Gather up the lines with the word "chat" in them.
--- Begin ---
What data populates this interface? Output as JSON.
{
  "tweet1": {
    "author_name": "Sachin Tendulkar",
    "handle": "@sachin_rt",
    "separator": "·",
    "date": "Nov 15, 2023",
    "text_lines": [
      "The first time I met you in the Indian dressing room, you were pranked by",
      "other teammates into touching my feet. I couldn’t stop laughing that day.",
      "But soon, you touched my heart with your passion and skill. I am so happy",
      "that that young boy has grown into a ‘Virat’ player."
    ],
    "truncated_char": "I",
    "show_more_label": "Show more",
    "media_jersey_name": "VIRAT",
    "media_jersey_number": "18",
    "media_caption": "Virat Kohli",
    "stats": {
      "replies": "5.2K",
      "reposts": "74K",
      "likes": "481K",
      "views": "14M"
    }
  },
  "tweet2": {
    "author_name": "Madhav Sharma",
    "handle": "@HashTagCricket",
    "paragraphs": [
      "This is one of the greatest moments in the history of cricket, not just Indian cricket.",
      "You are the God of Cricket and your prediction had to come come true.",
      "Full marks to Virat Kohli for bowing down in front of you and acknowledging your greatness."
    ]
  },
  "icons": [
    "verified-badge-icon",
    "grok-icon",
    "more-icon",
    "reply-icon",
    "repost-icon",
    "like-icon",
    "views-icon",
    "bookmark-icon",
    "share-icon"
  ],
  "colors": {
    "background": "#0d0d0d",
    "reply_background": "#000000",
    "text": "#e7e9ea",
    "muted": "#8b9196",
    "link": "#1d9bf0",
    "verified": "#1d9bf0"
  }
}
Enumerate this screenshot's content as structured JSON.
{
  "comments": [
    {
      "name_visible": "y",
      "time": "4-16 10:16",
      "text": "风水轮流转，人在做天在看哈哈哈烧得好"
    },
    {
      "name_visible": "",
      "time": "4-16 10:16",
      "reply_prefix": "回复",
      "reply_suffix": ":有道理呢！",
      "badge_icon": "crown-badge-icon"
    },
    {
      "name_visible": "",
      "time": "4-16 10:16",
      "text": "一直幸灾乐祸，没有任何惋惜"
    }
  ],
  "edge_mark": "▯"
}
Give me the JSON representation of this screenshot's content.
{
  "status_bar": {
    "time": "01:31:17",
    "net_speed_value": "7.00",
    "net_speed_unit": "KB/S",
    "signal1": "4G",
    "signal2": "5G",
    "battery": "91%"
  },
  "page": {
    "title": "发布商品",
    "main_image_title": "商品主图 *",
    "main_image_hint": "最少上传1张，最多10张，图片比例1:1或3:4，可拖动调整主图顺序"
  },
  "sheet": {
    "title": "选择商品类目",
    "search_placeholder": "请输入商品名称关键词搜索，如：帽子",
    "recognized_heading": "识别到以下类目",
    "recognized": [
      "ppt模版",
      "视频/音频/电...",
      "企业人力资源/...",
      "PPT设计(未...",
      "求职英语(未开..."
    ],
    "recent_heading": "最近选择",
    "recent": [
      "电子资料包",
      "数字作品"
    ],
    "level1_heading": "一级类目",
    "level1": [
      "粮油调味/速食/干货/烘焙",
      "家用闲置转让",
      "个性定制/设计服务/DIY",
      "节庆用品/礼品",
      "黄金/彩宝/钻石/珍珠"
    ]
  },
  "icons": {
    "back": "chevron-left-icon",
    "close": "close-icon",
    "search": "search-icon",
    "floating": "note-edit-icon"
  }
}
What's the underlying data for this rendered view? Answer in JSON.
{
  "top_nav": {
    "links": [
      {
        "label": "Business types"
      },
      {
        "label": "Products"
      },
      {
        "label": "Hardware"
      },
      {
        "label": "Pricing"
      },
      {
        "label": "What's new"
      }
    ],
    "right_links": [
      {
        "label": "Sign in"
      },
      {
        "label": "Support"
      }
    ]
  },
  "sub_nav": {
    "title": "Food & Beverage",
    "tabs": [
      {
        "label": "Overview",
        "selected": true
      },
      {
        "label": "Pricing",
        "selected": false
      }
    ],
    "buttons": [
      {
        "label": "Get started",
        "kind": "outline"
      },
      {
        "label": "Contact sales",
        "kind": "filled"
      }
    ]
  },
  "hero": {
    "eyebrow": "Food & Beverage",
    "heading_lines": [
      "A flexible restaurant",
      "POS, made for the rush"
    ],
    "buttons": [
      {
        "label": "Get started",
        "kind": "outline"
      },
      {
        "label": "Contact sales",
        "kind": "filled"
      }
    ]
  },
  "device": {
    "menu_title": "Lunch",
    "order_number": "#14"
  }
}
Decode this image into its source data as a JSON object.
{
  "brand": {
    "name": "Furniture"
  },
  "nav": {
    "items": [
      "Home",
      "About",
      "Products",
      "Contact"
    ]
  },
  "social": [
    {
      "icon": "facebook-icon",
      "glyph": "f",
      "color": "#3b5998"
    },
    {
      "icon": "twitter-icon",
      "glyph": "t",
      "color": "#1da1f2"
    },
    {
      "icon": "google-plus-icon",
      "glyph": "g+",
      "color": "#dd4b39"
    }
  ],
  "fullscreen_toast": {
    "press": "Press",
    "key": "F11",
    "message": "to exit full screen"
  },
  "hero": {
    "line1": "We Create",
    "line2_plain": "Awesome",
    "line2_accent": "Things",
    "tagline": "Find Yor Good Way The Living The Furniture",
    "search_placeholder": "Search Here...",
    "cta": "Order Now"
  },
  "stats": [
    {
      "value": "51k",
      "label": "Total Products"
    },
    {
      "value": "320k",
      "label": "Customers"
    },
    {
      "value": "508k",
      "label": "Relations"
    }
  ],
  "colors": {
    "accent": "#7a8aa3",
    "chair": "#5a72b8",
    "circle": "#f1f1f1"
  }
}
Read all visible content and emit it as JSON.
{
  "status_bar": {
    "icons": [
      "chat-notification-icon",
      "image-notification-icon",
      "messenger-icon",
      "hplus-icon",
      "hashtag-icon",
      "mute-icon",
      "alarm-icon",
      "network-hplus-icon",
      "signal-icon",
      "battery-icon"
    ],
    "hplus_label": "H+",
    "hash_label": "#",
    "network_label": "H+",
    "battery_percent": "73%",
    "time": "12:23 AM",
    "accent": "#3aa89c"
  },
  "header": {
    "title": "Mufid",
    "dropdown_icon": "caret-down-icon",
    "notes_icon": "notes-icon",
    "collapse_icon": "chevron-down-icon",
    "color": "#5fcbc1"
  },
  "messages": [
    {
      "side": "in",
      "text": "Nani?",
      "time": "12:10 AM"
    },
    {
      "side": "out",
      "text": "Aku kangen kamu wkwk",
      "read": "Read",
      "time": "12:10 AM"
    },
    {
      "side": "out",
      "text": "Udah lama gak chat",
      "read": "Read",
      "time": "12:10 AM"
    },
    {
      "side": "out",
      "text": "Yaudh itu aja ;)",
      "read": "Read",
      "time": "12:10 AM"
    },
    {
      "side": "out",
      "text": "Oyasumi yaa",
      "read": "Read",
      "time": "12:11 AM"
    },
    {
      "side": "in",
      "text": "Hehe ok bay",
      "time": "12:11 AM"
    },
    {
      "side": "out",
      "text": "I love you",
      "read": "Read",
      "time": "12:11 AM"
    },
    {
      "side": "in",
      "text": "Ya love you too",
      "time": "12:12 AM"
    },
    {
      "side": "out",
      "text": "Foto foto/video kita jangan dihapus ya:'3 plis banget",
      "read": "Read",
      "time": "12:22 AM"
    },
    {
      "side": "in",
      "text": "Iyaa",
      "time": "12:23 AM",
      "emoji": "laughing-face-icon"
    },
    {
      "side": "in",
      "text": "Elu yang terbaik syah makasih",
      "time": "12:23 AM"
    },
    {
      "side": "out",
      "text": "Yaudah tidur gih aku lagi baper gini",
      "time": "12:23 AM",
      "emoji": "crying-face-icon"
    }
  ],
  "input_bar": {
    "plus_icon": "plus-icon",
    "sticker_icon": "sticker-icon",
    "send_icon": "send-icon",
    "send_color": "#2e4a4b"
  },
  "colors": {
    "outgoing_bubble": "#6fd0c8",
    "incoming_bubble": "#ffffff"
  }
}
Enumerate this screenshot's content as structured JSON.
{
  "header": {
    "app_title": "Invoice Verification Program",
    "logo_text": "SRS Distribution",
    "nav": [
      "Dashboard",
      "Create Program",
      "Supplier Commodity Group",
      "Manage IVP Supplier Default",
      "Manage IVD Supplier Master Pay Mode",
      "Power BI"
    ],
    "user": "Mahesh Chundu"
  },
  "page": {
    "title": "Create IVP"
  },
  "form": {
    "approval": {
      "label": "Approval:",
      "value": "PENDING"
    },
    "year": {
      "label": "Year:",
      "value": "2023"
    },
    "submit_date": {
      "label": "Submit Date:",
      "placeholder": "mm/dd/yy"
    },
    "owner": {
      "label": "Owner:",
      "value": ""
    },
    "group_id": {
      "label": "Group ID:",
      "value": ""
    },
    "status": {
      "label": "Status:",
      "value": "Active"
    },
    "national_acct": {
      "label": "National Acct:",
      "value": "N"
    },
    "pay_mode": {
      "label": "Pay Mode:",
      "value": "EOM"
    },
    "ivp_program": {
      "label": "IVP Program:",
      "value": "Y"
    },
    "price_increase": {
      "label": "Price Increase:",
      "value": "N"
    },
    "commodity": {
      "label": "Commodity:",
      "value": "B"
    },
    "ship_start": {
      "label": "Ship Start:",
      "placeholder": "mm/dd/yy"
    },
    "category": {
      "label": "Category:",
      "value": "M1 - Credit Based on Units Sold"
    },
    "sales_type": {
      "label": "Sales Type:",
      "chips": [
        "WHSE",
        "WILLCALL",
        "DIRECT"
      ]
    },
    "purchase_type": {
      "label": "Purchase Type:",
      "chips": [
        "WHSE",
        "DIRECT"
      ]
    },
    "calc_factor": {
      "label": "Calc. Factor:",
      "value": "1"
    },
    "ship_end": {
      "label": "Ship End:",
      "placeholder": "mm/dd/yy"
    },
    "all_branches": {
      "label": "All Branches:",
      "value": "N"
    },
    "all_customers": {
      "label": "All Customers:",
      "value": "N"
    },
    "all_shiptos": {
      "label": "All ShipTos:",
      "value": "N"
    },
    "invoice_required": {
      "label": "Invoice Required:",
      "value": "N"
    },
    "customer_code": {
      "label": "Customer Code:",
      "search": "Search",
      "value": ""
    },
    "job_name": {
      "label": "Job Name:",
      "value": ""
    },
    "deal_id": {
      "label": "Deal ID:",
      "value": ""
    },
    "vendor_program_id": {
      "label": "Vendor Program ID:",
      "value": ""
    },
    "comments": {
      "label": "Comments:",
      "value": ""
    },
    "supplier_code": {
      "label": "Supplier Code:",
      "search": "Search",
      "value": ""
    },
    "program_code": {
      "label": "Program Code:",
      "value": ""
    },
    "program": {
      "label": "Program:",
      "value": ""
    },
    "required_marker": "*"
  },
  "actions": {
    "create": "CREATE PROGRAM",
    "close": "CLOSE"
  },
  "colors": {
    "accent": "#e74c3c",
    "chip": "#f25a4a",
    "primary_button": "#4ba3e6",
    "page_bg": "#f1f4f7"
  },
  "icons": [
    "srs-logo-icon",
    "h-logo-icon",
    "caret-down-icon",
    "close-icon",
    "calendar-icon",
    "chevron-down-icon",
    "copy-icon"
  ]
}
--- End ---
**ANSWER FOR THE TASK:**
      "chat-notification-icon",
      "text": "Udah lama gak chat",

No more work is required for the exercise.